▶ [Set task]:
Below are the records. List every line holding the word "area".

+---+

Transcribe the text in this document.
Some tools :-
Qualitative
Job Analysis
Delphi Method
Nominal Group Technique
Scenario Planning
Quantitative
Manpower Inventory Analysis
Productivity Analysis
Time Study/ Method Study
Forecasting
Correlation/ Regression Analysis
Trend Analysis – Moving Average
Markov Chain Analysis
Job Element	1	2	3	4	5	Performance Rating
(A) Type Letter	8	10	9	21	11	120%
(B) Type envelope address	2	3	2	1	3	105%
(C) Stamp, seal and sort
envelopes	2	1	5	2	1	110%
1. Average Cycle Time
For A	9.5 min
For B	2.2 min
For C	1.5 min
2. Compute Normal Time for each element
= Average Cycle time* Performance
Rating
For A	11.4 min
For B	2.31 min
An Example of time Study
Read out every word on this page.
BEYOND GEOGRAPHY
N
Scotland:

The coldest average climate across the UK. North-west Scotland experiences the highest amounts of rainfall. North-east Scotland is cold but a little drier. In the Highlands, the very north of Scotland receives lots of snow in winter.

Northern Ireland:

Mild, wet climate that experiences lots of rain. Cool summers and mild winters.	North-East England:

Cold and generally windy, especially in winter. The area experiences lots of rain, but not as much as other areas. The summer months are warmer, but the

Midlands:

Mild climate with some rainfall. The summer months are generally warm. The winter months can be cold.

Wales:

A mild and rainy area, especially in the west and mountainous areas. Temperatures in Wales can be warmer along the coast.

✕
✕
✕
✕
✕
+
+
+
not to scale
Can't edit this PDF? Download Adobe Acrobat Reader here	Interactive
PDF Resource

+---+

▶ [Output below]:
Cold and generally windy, especially in winter. The area experiences lots of rain, but not as much as other areas. The summer months are warmer, but the
A mild and rainy area, especially in the west and mountainous areas. Temperatures in Wales can be warmer along the coast.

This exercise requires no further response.